REQUIRED ACTION 1:
According to the passage on pancreatic derived factor, how many amino acids make up the PANDER protein?
REQUIRED ACTION 2:
Continue the passage on pancreatic derived factor from its last sentence.

Pancreatic Derived Factor
PANDER, also known as Family with Sequence Similarity 3 Member B (FAM3B), is a cytokine that has been implicated in multiple biological processes, among which the best-characterized is its role as a hormone in glucose and lipid metabolism (73). PANDER is a 235-amino acid protein with a secretion signal peptide (74). This protein is secreted together with insulin by pancreatic islet β-cell granules. Similar to insulin release, PANDER secretion also occurs in a Ca2 + influx-dependent manner in pancreatic β cell lines and primary cultured mouse islets (75). PANDER secretion is also induced by glucose and is involved in glucose homeostasis (76, 77). Thus, PANDER could be involved in the regulation of insulin secretion. Recombinant PANDER treatment or PANDER gene overexpression induced pancreatic α and β cell apoptosis (77, 78). In addition, glucose, free fatty acids and pro-inflammatory cytokines were shown to induce PANDER gene expression in pancreatic β cells (79, 80). In pancreatic islets of db/db mice, PANDER mRNA and protein expression were increased. This expression was reversed by rosiglitazone and induced a decrease in hyperglycemia and IR (81). All of these findings indicate that PANDER has deleterious effects on pancreatic β cells under IR or hyperglycemic conditions. However, PANDER knockout mice exhibited impaired GSIS. Isolated islets from these animals also showed blunted insulin secretion when challenged with glucose (82). These observations suggest that PANDER has dual roles in pancreatic β cell functions. Under physiological conditions, PANDER improves insulin secretion, whereas in conditions of IR, an increase in PANDER expression and secretion exerts deleterious effects on pancreatic β cell functions.

LISTED ENTRIES:

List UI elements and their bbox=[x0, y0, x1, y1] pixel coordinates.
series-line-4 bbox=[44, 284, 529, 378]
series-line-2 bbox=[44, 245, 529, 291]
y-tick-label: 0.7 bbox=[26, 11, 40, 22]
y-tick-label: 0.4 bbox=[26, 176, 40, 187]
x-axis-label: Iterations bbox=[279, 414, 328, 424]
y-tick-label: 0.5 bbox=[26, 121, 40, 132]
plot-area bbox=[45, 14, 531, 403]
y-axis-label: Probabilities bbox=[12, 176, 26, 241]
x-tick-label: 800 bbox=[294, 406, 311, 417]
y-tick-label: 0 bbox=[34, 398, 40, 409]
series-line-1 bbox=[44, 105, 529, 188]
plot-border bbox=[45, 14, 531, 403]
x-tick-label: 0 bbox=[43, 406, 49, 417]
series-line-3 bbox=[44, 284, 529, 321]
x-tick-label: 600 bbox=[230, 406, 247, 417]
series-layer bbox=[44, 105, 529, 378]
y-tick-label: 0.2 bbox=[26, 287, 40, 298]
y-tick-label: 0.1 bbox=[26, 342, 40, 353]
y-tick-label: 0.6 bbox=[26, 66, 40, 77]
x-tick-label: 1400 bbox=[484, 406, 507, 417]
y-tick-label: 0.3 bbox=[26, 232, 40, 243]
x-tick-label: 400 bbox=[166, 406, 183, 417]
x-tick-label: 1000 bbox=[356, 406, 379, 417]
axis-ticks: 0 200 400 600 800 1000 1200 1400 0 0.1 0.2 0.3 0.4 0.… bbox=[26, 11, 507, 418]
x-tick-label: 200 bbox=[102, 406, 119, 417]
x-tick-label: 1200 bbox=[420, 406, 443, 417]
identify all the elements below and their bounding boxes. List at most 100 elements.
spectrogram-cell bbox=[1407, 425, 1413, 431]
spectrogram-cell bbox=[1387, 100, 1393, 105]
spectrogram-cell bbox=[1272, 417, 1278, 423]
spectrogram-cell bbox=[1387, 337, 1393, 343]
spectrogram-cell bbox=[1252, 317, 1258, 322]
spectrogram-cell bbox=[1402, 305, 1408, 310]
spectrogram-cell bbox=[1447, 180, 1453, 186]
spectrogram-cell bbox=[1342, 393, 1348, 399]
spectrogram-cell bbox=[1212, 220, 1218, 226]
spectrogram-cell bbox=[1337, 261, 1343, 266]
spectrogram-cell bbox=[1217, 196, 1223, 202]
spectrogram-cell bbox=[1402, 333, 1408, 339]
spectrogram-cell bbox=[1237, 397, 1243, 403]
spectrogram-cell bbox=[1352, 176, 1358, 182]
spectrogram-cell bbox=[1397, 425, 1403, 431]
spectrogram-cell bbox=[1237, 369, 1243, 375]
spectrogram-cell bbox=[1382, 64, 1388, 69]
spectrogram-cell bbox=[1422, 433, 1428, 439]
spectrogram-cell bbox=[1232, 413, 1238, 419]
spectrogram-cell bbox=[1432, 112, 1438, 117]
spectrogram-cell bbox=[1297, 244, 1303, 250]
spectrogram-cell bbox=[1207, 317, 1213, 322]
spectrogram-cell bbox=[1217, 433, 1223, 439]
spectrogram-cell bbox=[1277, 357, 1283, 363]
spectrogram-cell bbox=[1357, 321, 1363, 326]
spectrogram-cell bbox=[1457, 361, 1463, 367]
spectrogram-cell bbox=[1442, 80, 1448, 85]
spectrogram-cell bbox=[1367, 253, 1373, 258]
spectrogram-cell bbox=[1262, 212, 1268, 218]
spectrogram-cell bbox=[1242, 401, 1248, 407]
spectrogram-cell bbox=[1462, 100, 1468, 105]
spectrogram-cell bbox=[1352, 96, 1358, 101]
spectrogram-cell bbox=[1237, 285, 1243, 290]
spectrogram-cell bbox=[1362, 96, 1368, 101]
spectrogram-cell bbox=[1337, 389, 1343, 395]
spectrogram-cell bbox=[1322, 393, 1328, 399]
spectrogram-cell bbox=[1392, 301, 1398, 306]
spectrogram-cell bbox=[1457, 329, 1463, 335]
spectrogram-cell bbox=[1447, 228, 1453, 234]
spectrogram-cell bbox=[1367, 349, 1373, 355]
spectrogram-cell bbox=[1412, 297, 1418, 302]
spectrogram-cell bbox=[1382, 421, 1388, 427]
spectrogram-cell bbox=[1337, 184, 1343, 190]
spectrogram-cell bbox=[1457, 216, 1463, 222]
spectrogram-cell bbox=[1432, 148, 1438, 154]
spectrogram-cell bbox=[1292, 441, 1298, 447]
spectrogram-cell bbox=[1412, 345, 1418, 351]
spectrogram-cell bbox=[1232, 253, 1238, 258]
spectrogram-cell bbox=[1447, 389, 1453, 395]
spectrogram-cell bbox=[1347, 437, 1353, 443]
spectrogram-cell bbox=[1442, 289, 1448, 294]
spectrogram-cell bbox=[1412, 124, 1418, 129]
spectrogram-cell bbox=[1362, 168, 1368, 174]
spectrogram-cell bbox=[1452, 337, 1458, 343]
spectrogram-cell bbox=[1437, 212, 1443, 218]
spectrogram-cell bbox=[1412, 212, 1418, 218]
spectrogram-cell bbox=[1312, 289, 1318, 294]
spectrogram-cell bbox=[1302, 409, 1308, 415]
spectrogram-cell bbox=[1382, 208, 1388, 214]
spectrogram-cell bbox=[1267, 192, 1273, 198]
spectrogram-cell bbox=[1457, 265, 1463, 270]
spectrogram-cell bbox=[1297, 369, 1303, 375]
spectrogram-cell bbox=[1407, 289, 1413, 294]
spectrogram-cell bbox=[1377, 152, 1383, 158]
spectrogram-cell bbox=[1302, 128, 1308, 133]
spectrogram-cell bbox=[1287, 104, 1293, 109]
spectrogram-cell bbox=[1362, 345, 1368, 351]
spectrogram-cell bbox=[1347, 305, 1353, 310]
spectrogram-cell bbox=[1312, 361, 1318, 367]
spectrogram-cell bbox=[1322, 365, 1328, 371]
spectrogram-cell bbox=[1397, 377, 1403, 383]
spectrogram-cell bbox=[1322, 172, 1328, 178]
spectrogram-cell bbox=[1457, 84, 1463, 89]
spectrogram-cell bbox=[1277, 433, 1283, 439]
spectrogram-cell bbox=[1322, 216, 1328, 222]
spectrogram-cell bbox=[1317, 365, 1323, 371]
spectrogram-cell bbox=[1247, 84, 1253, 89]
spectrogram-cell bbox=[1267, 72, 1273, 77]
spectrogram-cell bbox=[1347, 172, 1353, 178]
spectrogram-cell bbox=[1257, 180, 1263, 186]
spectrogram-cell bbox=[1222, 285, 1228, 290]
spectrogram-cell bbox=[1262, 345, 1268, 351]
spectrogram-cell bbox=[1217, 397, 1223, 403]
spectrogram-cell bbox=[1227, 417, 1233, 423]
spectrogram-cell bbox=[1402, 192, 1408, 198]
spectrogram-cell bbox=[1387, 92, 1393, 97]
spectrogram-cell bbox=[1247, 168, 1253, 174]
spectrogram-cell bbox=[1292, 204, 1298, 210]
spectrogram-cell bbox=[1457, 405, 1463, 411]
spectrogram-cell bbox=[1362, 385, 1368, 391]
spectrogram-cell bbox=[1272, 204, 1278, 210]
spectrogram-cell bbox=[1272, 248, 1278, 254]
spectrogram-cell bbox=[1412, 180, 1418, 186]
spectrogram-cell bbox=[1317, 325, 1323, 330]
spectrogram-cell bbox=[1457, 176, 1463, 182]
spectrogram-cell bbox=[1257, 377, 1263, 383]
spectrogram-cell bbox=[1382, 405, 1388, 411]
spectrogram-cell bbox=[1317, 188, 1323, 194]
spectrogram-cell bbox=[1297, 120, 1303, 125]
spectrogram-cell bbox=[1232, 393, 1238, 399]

WRITTEN REPLY 1:
235 amino acids.

WRITTEN REPLY 2:
Circulating PANDER was increased in patients with metabolic syndrome and could predict the risk of T2D in a Chinese population (83). It has been found that serum PANDER levels are negatively correlated with β-cell function in diabetic patients (84), indicating that PANDER is associated with β-cell dysfunction in these patients. An increase in circulating PANDER levels could be associated with the progression of T2D.
It has been shown that PANDER interacts with some unknown proteins on the liver membrane. In fact, the liver PANDER receptor has still not been identified. PANDER binds to the cell membrane of mouse liver cells and human HepG2 cells, inducing IR (85). In HepG2 cells, pretreatment with PANDER significantly inhibited the activation of insulin-stimulated proteins involved in the insulin signaling pathway (86). Thus, these results suggest that the liver is a novel target for islet-secreted PANDER. Transgenic mice with PDX-1-driven specific overexpression of PANDER in pancreatic β-cells developed fasting hyperglycemia, liver IR and increased steatosis (87). PANDER mRNA and protein expression were increased in the livers of HFD-fed mice and db/db mice. In contrast, hepatic PANDER silencing improved global IR and steatosis in db/db mice (88).
Overall, chronic hyperglycemia and IR induce a compensatory increase in insulin secretion. As PANDER is co-secreted with insulin, this may result in an increased production of PANDER in islets. Excess PANDER negatively affects GSIS. Moreover, PANDER binds liver cells and increases steatosis and hepatic glucose metabolism, generating a higher IR. Thus, PANDER has been proposed as a novel linker between IR and T2D suggesting that circulating PANDER could be a novel biomarker for NAFLD and T2D and could represent a novel strategy for the treatment of both diseases.
EVs Also Contributes to Liver and Pancreatic Islet Crosstalk
During the last decade, plenty of studies have shown the contribution of EVs as mediators of organ crosstalk. EVs, that include microvesicles and exosomes, carry different bioactive cargo of proteins, lipids, metabolites, DNA and RNA (particularly micro RNAs (miRNAs) and small regulatory RNAs).
More recently, EVs have been shown to participate in metabolic diseases, such as NAFLD, IR and T2D (89). One important aspect of the role of EVs in the dialogue is that the miRNA cargo is able to modify the gene expression of tissues targets. This could mean that the different pathways organ crosstalk could be connected to each other and act in a synergistic way.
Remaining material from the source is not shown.